**GOAL OF THE EXERCISE:** Reproduce the material word for word; the images stay out.
***** GIVEN RECORDS *****
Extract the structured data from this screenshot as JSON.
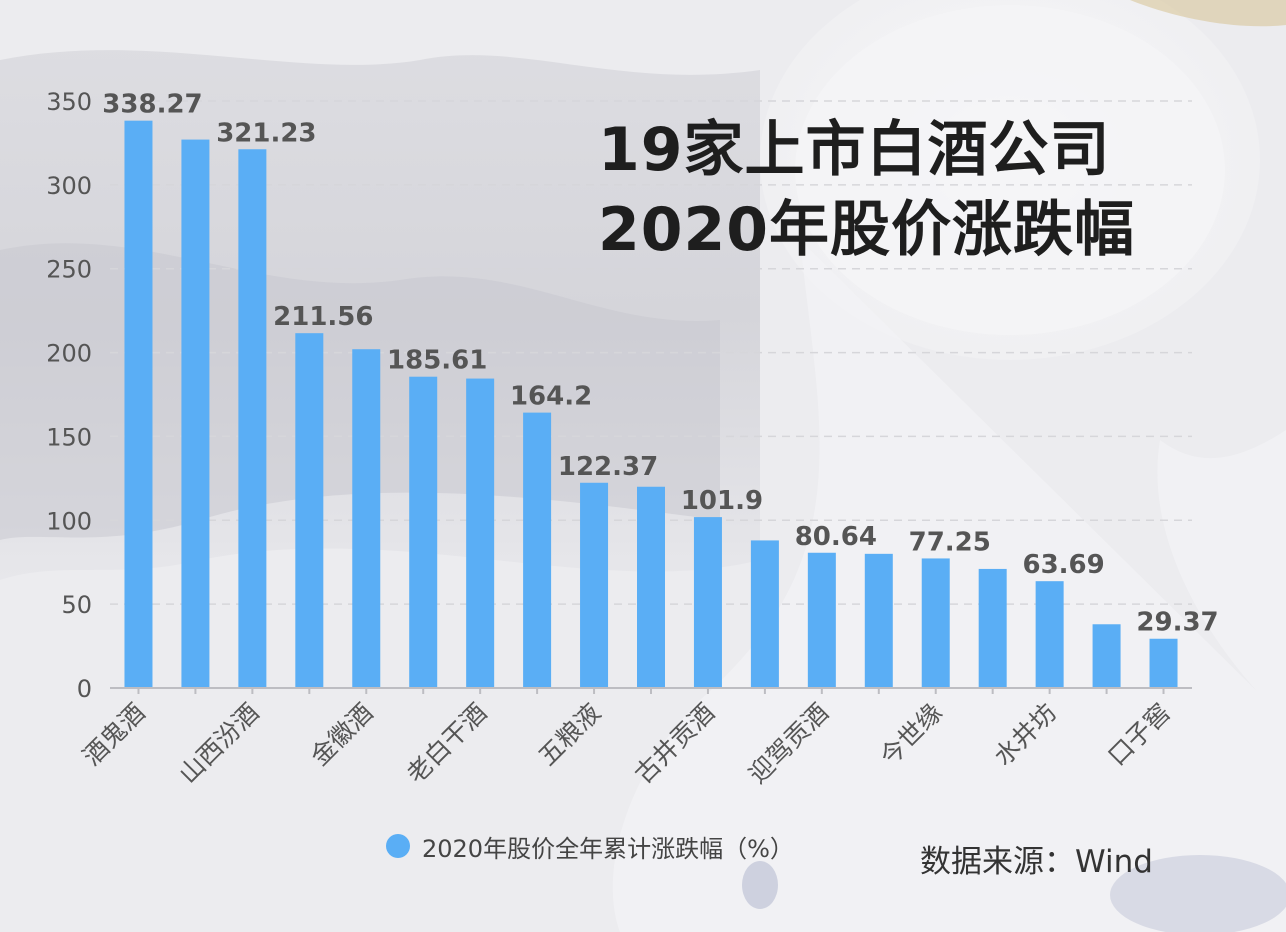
{
  "title_lines": [
    "19家上市白酒公司",
    "2020年股价涨跌幅"
  ],
  "source_text": "数据来源：Wind",
  "colors": {
    "bar": "#5aaef5",
    "label": "#555555",
    "grid": "#d6d6da"
  },
  "chart_data": {
    "type": "bar",
    "categories": [
      "酒鬼酒",
      "",
      "山西汾酒",
      "",
      "金徽酒",
      "",
      "老白干酒",
      "",
      "五粮液",
      "",
      "古井贡酒",
      "",
      "迎驾贡酒",
      "",
      "今世缘",
      "",
      "水井坊",
      "",
      "口子窖"
    ],
    "series": [
      {
        "name": "2020年股价全年累计涨跌幅（%）",
        "values": [
          338.27,
          327,
          321.23,
          211.56,
          202,
          185.61,
          184.5,
          164.2,
          122.37,
          120,
          101.9,
          88,
          80.64,
          80,
          77.25,
          71,
          63.69,
          38,
          29.37
        ],
        "labels": [
          "338.27",
          "",
          "321.23",
          "211.56",
          "",
          "185.61",
          "",
          "164.2",
          "122.37",
          "",
          "101.9",
          "",
          "80.64",
          "",
          "77.25",
          "",
          "63.69",
          "",
          "29.37"
        ]
      }
    ],
    "yticks": [
      0,
      50,
      100,
      150,
      200,
      250,
      300,
      350
    ],
    "ylim": [
      0,
      350
    ],
    "grid": true,
    "legend": "bottom"
  }
}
*****
**FINAL ANSWER:**
Extract the structured data from this screenshot as JSON.
{
  "title_lines": [
    "19家上市白酒公司",
    "2020年股价涨跌幅"
  ],
  "source_text": "数据来源：Wind",
  "colors": {
    "bar": "#5aaef5",
    "label": "#555555",
    "grid": "#d6d6da"
  },
  "chart_data": {
    "type": "bar",
    "categories": [
      "酒鬼酒",
      "",
      "山西汾酒",
      "",
      "金徽酒",
      "",
      "老白干酒",
      "",
      "五粮液",
      "",
      "古井贡酒",
      "",
      "迎驾贡酒",
      "",
      "今世缘",
      "",
      "水井坊",
      "",
      "口子窖"
    ],
    "series": [
      {
        "name": "2020年股价全年累计涨跌幅（%）",
        "values": [
          338.27,
          327,
          321.23,
          211.56,
          202,
          185.61,
          184.5,
          164.2,
          122.37,
          120,
          101.9,
          88,
          80.64,
          80,
          77.25,
          71,
          63.69,
          38,
          29.37
        ],
        "labels": [
          "338.27",
          "",
          "321.23",
          "211.56",
          "",
          "185.61",
          "",
          "164.2",
          "122.37",
          "",
          "101.9",
          "",
          "80.64",
          "",
          "77.25",
          "",
          "63.69",
          "",
          "29.37"
        ]
      }
    ],
    "yticks": [
      0,
      50,
      100,
      150,
      200,
      250,
      300,
      350
    ],
    "ylim": [
      0,
      350
    ],
    "grid": true,
    "legend": "bottom"
  }
}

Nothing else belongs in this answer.